[Some records]
* * * * *
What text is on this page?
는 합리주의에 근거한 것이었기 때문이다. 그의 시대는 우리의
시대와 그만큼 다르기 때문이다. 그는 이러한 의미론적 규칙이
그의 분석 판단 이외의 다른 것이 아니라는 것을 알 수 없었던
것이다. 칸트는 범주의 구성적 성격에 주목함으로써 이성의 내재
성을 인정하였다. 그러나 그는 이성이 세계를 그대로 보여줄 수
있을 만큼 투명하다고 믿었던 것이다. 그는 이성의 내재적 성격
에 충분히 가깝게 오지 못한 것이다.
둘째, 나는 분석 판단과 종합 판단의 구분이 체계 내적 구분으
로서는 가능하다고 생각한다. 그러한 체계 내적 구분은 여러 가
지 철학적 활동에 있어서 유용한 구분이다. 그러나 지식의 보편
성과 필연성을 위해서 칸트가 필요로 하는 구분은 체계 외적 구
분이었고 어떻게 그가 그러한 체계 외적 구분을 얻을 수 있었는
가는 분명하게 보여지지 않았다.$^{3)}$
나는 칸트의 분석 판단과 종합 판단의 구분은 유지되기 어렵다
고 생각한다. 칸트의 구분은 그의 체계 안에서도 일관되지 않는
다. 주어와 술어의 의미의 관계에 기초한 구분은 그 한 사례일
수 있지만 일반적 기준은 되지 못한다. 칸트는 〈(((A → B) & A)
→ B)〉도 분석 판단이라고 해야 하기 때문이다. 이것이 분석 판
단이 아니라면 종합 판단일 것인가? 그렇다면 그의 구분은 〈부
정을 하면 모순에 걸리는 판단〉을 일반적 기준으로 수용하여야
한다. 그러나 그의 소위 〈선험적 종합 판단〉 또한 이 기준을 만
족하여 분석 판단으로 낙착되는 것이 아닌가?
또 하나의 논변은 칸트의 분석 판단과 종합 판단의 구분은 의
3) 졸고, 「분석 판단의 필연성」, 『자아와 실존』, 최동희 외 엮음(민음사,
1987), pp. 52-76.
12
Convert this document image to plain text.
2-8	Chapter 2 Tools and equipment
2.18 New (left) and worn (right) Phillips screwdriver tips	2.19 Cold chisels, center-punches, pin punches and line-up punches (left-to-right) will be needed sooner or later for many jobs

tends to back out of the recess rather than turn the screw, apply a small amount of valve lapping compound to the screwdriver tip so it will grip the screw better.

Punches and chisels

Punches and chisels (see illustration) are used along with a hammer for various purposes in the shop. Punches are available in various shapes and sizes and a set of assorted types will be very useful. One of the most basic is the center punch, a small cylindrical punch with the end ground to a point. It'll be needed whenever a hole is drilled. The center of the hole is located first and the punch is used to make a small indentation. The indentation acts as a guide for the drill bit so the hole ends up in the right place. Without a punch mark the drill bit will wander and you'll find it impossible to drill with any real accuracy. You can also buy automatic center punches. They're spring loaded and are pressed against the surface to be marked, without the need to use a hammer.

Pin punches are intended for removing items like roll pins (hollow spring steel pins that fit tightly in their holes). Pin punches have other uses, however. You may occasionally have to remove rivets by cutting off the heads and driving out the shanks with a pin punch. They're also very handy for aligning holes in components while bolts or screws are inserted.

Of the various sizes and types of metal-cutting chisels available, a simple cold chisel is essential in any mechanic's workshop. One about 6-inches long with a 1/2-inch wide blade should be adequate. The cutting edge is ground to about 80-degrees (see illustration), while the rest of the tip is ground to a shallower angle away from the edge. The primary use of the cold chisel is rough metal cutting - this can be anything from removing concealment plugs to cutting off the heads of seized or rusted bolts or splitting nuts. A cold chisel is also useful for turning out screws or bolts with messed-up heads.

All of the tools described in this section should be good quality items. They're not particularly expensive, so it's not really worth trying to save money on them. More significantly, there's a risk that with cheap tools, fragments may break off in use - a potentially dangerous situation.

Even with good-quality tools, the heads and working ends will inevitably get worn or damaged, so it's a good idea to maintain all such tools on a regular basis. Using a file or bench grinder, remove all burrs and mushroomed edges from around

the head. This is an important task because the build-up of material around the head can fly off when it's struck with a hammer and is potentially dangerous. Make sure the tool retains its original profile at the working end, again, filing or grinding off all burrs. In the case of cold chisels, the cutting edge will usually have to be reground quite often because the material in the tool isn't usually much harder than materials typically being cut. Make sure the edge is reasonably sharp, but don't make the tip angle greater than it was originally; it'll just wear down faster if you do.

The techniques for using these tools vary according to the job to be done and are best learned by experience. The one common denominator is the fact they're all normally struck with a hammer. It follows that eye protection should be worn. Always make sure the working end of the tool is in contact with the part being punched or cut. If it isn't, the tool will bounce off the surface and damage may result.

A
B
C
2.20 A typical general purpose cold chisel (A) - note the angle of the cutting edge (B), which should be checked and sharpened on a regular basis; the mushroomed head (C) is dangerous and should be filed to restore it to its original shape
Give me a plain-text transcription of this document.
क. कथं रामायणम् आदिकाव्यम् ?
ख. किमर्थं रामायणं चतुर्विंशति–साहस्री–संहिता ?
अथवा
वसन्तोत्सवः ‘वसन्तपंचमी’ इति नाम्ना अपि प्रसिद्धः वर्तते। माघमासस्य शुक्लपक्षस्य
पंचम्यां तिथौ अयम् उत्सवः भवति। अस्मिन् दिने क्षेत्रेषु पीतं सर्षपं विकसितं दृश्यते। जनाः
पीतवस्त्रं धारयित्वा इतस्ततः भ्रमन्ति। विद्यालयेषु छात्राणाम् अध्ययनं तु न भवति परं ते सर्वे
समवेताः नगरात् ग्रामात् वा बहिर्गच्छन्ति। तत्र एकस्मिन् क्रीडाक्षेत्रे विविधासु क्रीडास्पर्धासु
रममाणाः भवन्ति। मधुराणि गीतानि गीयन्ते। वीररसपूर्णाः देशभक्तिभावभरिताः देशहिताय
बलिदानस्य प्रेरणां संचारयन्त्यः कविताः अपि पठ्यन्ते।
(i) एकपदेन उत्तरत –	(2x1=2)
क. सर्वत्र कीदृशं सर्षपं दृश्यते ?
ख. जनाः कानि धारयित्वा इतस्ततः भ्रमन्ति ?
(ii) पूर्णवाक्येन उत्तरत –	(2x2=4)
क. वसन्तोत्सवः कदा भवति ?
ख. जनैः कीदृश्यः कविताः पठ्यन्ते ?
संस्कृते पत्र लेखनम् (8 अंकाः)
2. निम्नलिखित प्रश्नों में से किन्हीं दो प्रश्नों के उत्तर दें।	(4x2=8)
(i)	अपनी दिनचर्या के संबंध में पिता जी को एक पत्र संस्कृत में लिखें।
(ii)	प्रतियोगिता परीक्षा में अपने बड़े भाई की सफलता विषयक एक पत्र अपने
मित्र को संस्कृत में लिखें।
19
* * * * *
> **TASK TO COMPLETE**
Retype the listing. Match it exactly.

> **REPLY**
What text is on this page?
는 합리주의에 근거한 것이었기 때문이다. 그의 시대는 우리의
시대와 그만큼 다르기 때문이다. 그는 이러한 의미론적 규칙이
그의 분석 판단 이외의 다른 것이 아니라는 것을 알 수 없었던
것이다. 칸트는 범주의 구성적 성격에 주목함으로써 이성의 내재
성을 인정하였다. 그러나 그는 이성이 세계를 그대로 보여줄 수
있을 만큼 투명하다고 믿었던 것이다. 그는 이성의 내재적 성격
에 충분히 가깝게 오지 못한 것이다.
둘째, 나는 분석 판단과 종합 판단의 구분이 체계 내적 구분으
로서는 가능하다고 생각한다. 그러한 체계 내적 구분은 여러 가
지 철학적 활동에 있어서 유용한 구분이다. 그러나 지식의 보편
성과 필연성을 위해서 칸트가 필요로 하는 구분은 체계 외적 구
분이었고 어떻게 그가 그러한 체계 외적 구분을 얻을 수 있었는
가는 분명하게 보여지지 않았다.$^{3)}$
나는 칸트의 분석 판단과 종합 판단의 구분은 유지되기 어렵다
고 생각한다. 칸트의 구분은 그의 체계 안에서도 일관되지 않는
다. 주어와 술어의 의미의 관계에 기초한 구분은 그 한 사례일
수 있지만 일반적 기준은 되지 못한다. 칸트는 〈(((A → B) & A)
→ B)〉도 분석 판단이라고 해야 하기 때문이다. 이것이 분석 판
단이 아니라면 종합 판단일 것인가? 그렇다면 그의 구분은 〈부
정을 하면 모순에 걸리는 판단〉을 일반적 기준으로 수용하여야
한다. 그러나 그의 소위 〈선험적 종합 판단〉 또한 이 기준을 만
족하여 분석 판단으로 낙착되는 것이 아닌가?
또 하나의 논변은 칸트의 분석 판단과 종합 판단의 구분은 의
3) 졸고, 「분석 판단의 필연성」, 『자아와 실존』, 최동희 외 엮음(민음사,
1987), pp. 52-76.
12
Convert this document image to plain text.
2-8	Chapter 2 Tools and equipment
2.18 New (left) and worn (right) Phillips screwdriver tips	2.19 Cold chisels, center-punches, pin punches and line-up punches (left-to-right) will be needed sooner or later for many jobs

tends to back out of the recess rather than turn the screw, apply a small amount of valve lapping compound to the screwdriver tip so it will grip the screw better.

Punches and chisels

Punches and chisels (see illustration) are used along with a hammer for various purposes in the shop. Punches are available in various shapes and sizes and a set of assorted types will be very useful. One of the most basic is the center punch, a small cylindrical punch with the end ground to a point. It'll be needed whenever a hole is drilled. The center of the hole is located first and the punch is used to make a small indentation. The indentation acts as a guide for the drill bit so the hole ends up in the right place. Without a punch mark the drill bit will wander and you'll find it impossible to drill with any real accuracy. You can also buy automatic center punches. They're spring loaded and are pressed against the surface to be marked, without the need to use a hammer.

Pin punches are intended for removing items like roll pins (hollow spring steel pins that fit tightly in their holes). Pin punches have other uses, however. You may occasionally have to remove rivets by cutting off the heads and driving out the shanks with a pin punch. They're also very handy for aligning holes in components while bolts or screws are inserted.

Of the various sizes and types of metal-cutting chisels available, a simple cold chisel is essential in any mechanic's workshop. One about 6-inches long with a 1/2-inch wide blade should be adequate. The cutting edge is ground to about 80-degrees (see illustration), while the rest of the tip is ground to a shallower angle away from the edge. The primary use of the cold chisel is rough metal cutting - this can be anything from removing concealment plugs to cutting off the heads of seized or rusted bolts or splitting nuts. A cold chisel is also useful for turning out screws or bolts with messed-up heads.

All of the tools described in this section should be good quality items. They're not particularly expensive, so it's not really worth trying to save money on them. More significantly, there's a risk that with cheap tools, fragments may break off in use - a potentially dangerous situation.

Even with good-quality tools, the heads and working ends will inevitably get worn or damaged, so it's a good idea to maintain all such tools on a regular basis. Using a file or bench grinder, remove all burrs and mushroomed edges from around

the head. This is an important task because the build-up of material around the head can fly off when it's struck with a hammer and is potentially dangerous. Make sure the tool retains its original profile at the working end, again, filing or grinding off all burrs. In the case of cold chisels, the cutting edge will usually have to be reground quite often because the material in the tool isn't usually much harder than materials typically being cut. Make sure the edge is reasonably sharp, but don't make the tip angle greater than it was originally; it'll just wear down faster if you do.

The techniques for using these tools vary according to the job to be done and are best learned by experience. The one common denominator is the fact they're all normally struck with a hammer. It follows that eye protection should be worn. Always make sure the working end of the tool is in contact with the part being punched or cut. If it isn't, the tool will bounce off the surface and damage may result.

A
B
C
2.20 A typical general purpose cold chisel (A) - note the angle of the cutting edge (B), which should be checked and sharpened on a regular basis; the mushroomed head (C) is dangerous and should be filed to restore it to its original shape
Give me a plain-text transcription of this document.
क. कथं रामायणम् आदिकाव्यम् ?
ख. किमर्थं रामायणं चतुर्विंशति–साहस्री–संहिता ?
अथवा
वसन्तोत्सवः ‘वसन्तपंचमी’ इति नाम्ना अपि प्रसिद्धः वर्तते। माघमासस्य शुक्लपक्षस्य
पंचम्यां तिथौ अयम् उत्सवः भवति। अस्मिन् दिने क्षेत्रेषु पीतं सर्षपं विकसितं दृश्यते। जनाः
पीतवस्त्रं धारयित्वा इतस्ततः भ्रमन्ति। विद्यालयेषु छात्राणाम् अध्ययनं तु न भवति परं ते सर्वे
समवेताः नगरात् ग्रामात् वा बहिर्गच्छन्ति। तत्र एकस्मिन् क्रीडाक्षेत्रे विविधासु क्रीडास्पर्धासु
रममाणाः भवन्ति। मधुराणि गीतानि गीयन्ते। वीररसपूर्णाः देशभक्तिभावभरिताः देशहिताय
बलिदानस्य प्रेरणां संचारयन्त्यः कविताः अपि पठ्यन्ते।
(i) एकपदेन उत्तरत –	(2x1=2)
क. सर्वत्र कीदृशं सर्षपं दृश्यते ?
ख. जनाः कानि धारयित्वा इतस्ततः भ्रमन्ति ?
(ii) पूर्णवाक्येन उत्तरत –	(2x2=4)
क. वसन्तोत्सवः कदा भवति ?
ख. जनैः कीदृश्यः कविताः पठ्यन्ते ?
संस्कृते पत्र लेखनम् (8 अंकाः)
2. निम्नलिखित प्रश्नों में से किन्हीं दो प्रश्नों के उत्तर दें।	(4x2=8)
(i)	अपनी दिनचर्या के संबंध में पिता जी को एक पत्र संस्कृत में लिखें।
(ii)	प्रतियोगिता परीक्षा में अपने बड़े भाई की सफलता विषयक एक पत्र अपने
मित्र को संस्कृत में लिखें।
19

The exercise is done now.